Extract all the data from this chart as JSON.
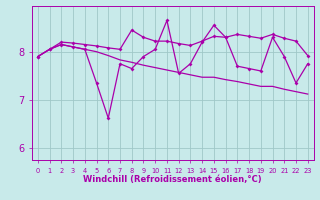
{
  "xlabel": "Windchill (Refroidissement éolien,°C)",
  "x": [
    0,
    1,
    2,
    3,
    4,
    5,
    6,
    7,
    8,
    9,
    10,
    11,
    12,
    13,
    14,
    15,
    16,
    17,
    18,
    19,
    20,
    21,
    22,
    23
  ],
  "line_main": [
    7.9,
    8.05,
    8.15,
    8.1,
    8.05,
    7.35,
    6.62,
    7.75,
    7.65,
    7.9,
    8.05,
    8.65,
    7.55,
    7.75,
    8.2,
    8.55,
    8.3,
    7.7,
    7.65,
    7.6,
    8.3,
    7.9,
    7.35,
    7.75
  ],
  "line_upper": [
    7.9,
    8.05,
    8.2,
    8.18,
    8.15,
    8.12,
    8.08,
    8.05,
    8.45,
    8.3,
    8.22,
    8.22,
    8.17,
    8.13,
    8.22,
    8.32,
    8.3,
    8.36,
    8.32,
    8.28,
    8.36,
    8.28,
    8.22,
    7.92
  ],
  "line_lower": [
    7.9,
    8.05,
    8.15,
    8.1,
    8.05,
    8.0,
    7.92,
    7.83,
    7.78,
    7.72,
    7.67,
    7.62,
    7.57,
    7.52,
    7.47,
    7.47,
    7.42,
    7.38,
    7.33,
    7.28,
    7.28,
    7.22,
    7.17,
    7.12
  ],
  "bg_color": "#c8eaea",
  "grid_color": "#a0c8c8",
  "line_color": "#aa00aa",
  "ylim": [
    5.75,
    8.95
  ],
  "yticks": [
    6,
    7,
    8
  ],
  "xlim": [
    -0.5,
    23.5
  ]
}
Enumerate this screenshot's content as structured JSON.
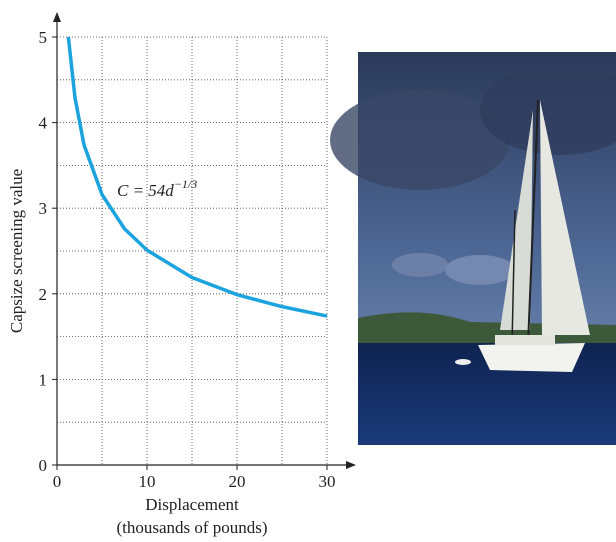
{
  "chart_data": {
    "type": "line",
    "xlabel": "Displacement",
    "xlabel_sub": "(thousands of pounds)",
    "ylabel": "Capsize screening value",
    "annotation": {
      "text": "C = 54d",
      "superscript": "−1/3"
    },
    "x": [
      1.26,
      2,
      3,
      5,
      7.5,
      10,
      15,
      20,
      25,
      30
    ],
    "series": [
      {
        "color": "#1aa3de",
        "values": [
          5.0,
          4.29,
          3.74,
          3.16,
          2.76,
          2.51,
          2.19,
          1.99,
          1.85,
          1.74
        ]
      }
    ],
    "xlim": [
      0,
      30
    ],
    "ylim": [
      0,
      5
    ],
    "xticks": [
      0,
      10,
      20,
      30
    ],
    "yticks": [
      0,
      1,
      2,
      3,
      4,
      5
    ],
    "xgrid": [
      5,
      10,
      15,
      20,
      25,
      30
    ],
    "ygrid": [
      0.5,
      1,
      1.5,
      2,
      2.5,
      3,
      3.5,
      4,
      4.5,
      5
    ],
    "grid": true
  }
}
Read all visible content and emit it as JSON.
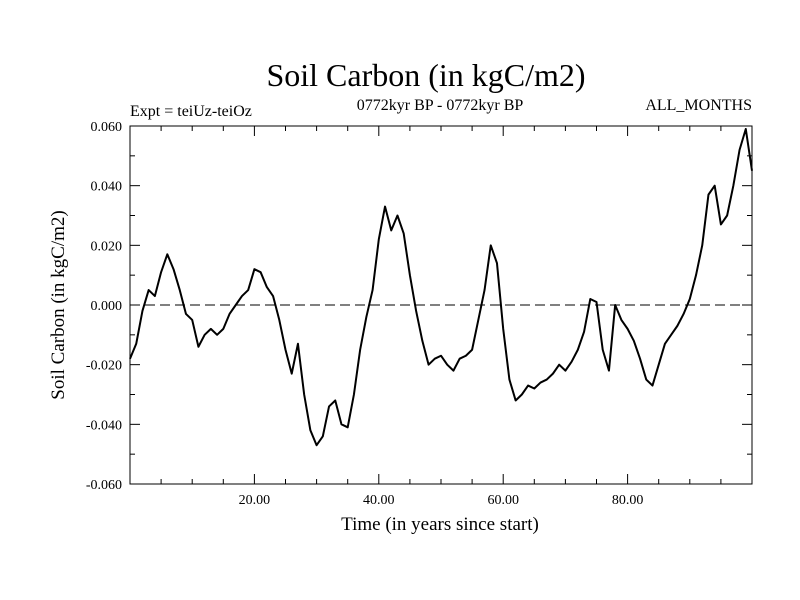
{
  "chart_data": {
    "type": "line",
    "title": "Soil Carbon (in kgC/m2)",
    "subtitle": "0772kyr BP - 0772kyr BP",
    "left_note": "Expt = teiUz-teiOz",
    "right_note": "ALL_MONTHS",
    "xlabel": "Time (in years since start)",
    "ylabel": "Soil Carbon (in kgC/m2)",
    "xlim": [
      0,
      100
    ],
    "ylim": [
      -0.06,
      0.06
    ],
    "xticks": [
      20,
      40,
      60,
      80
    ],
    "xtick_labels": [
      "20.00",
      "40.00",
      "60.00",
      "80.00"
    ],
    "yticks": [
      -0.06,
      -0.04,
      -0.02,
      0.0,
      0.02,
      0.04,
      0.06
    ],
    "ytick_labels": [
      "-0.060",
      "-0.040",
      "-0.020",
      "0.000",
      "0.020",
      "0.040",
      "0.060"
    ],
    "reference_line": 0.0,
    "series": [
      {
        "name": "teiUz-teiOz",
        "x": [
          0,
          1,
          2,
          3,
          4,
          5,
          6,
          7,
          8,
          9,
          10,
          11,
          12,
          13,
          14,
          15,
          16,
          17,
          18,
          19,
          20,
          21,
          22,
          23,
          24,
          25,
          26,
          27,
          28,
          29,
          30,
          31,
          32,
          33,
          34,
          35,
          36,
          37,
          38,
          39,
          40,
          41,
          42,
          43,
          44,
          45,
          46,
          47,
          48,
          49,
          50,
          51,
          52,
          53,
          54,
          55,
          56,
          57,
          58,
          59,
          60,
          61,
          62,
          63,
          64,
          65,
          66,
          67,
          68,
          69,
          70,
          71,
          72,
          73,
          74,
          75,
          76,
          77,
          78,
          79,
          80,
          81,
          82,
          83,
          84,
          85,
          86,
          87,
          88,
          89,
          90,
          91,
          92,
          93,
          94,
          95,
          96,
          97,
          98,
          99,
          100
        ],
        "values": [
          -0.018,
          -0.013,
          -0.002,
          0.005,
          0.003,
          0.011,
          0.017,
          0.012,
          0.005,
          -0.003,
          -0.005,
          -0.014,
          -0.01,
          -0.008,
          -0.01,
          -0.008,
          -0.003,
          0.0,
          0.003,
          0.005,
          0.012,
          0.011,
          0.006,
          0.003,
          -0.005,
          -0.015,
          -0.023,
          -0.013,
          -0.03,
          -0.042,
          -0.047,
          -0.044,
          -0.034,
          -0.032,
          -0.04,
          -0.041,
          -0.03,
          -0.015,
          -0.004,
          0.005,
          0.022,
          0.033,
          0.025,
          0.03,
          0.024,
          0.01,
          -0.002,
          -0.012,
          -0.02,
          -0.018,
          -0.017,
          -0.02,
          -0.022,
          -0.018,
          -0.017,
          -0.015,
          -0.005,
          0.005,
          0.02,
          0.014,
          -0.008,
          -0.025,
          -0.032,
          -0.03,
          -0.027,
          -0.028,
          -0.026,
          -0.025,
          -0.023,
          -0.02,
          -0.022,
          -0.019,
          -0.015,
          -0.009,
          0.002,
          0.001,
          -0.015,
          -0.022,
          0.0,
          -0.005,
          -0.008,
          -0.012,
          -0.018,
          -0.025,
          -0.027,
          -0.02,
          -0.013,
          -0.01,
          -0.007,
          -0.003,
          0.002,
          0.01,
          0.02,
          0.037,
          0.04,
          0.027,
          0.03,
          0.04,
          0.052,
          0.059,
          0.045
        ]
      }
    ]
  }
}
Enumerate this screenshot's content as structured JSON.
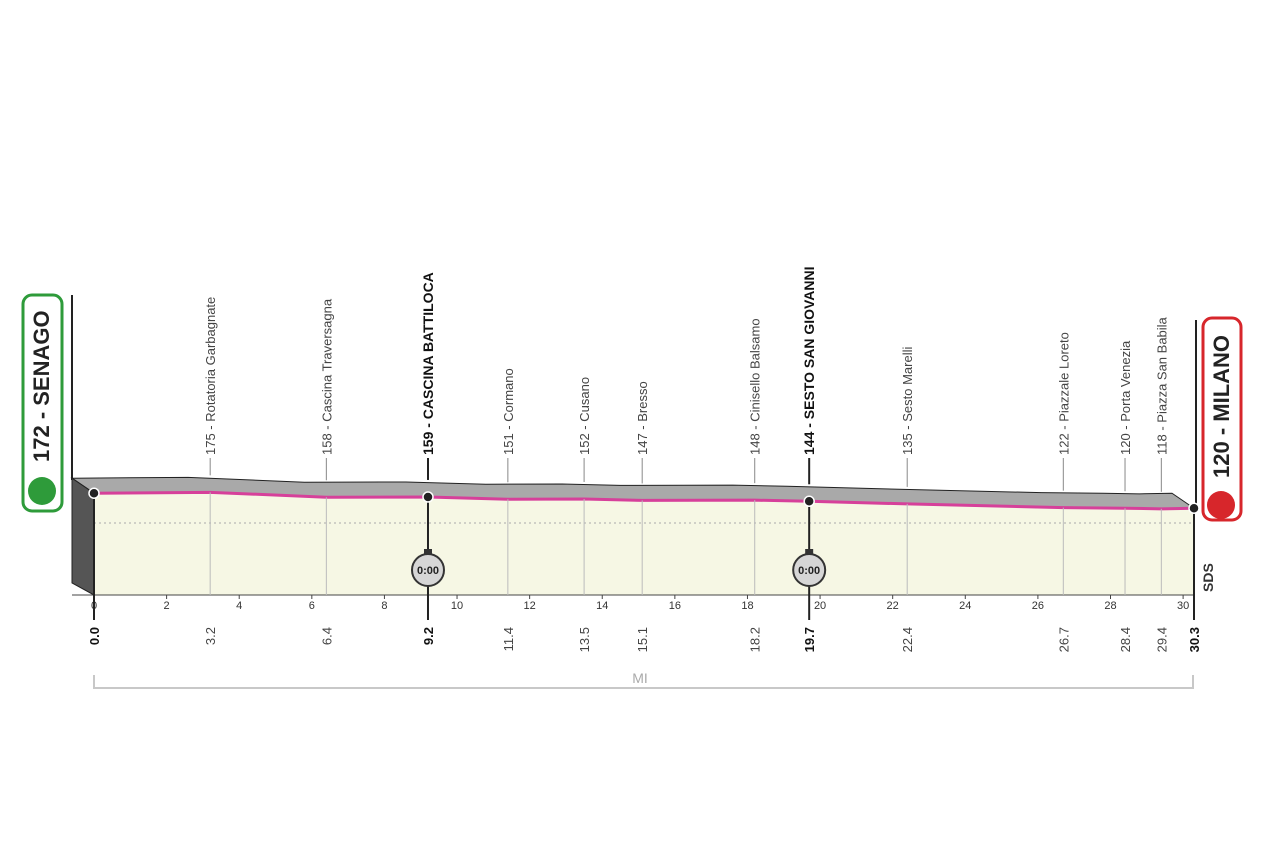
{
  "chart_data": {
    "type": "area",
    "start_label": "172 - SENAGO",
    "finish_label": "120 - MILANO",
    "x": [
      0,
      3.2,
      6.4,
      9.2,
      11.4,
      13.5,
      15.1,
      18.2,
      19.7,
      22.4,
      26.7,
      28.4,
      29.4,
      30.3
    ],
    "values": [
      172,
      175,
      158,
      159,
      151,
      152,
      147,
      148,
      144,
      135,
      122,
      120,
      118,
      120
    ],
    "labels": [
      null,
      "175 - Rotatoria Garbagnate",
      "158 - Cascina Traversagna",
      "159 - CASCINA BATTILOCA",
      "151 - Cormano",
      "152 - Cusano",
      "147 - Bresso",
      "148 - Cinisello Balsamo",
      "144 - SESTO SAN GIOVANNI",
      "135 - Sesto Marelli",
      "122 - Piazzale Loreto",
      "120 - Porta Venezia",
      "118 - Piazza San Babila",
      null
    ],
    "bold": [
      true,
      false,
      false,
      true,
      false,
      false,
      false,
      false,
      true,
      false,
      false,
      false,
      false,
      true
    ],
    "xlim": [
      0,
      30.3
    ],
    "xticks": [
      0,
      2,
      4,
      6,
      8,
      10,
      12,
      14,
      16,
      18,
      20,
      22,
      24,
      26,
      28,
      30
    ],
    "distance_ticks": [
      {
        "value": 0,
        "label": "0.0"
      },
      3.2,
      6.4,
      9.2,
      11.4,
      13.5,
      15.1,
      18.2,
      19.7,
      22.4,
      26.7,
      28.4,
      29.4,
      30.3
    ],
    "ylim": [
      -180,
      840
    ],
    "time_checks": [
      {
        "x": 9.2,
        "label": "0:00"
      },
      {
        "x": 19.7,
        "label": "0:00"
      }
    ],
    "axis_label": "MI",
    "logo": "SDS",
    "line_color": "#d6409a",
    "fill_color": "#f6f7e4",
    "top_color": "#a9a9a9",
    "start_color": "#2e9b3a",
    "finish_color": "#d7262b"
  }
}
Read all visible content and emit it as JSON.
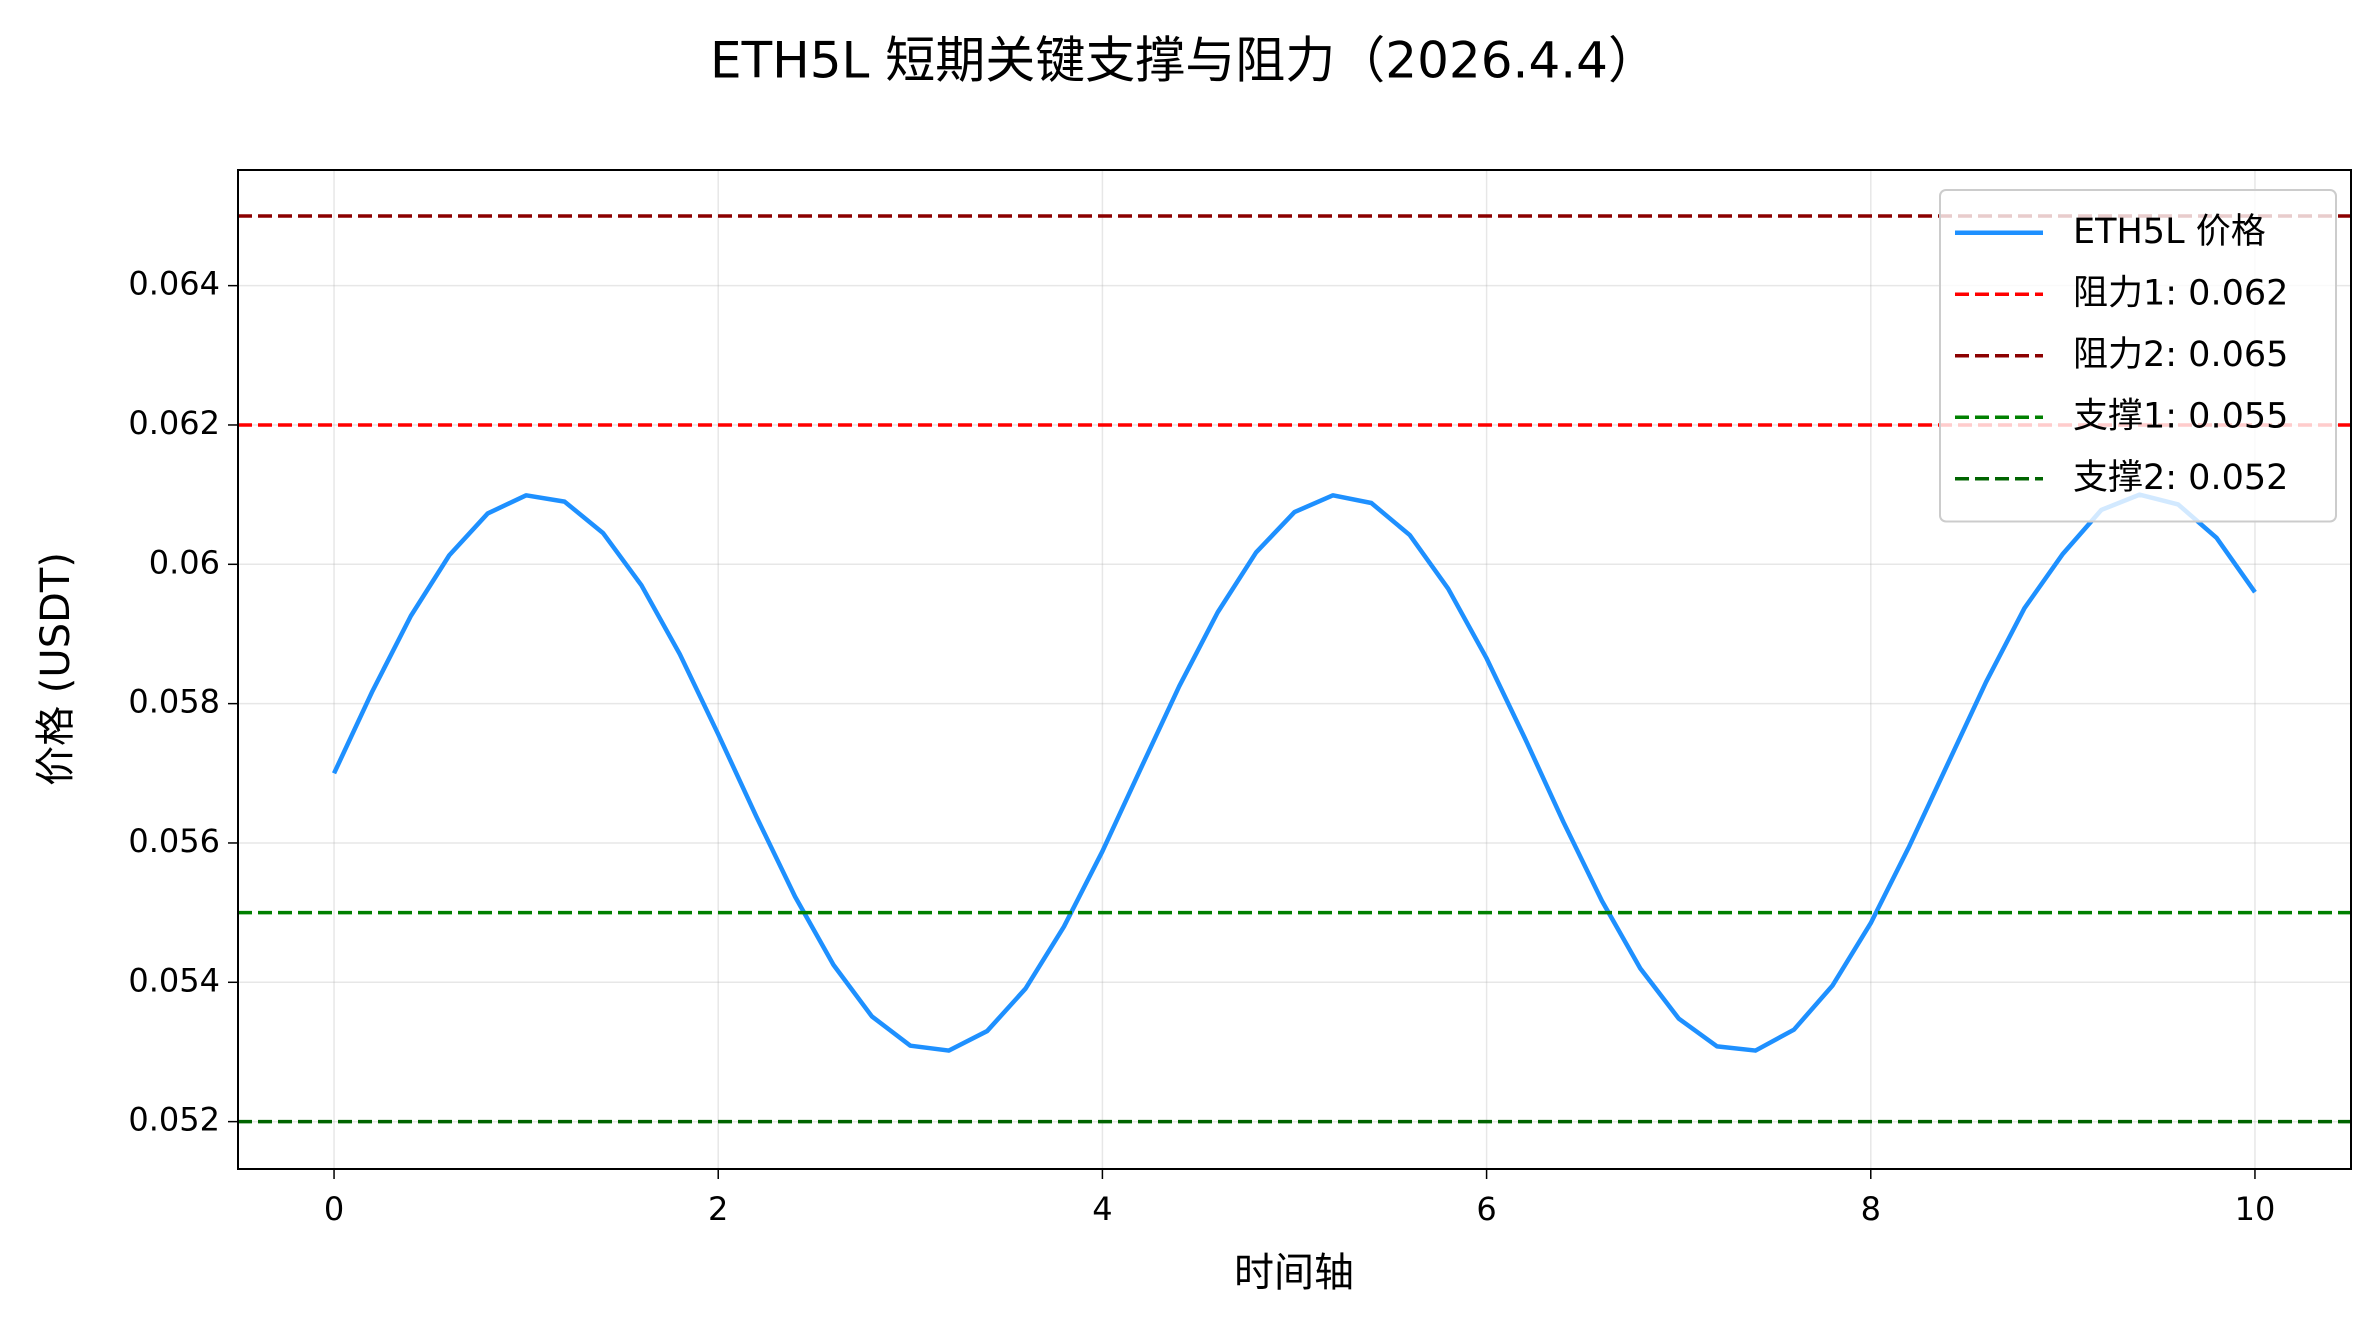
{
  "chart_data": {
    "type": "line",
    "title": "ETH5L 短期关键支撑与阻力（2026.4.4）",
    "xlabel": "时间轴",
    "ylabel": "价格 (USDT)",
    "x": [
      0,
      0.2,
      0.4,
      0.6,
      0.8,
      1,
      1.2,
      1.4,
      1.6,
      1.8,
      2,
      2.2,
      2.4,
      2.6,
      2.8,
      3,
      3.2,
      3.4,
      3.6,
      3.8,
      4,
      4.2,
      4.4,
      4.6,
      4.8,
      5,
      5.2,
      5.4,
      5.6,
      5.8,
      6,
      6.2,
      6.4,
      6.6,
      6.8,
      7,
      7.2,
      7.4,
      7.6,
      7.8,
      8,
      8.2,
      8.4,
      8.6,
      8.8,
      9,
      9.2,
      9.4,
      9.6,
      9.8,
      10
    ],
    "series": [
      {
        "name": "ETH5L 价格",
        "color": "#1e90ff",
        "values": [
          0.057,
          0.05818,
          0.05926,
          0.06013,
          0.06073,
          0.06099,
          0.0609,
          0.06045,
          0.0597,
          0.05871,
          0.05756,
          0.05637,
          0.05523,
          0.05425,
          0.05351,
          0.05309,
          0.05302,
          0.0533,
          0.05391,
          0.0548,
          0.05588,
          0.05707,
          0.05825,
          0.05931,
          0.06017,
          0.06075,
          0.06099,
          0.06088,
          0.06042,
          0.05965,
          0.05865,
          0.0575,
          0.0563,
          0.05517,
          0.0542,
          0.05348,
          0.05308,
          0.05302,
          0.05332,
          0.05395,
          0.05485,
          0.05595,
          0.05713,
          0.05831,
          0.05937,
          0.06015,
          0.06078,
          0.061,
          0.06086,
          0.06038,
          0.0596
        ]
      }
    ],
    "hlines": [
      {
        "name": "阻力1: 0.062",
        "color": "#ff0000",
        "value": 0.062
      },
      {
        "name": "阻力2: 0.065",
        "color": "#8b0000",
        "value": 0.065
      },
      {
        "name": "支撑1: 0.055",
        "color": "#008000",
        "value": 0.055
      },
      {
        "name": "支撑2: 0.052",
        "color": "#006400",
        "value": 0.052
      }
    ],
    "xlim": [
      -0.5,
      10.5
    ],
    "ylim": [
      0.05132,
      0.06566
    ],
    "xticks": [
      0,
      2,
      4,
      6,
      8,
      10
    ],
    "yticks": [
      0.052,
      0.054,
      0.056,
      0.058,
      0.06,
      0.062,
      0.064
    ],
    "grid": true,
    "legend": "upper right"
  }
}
⁂
■ What is needed ■
Only the number is wanted: how many lines in the data include the string "name"?

■ Final result ■
6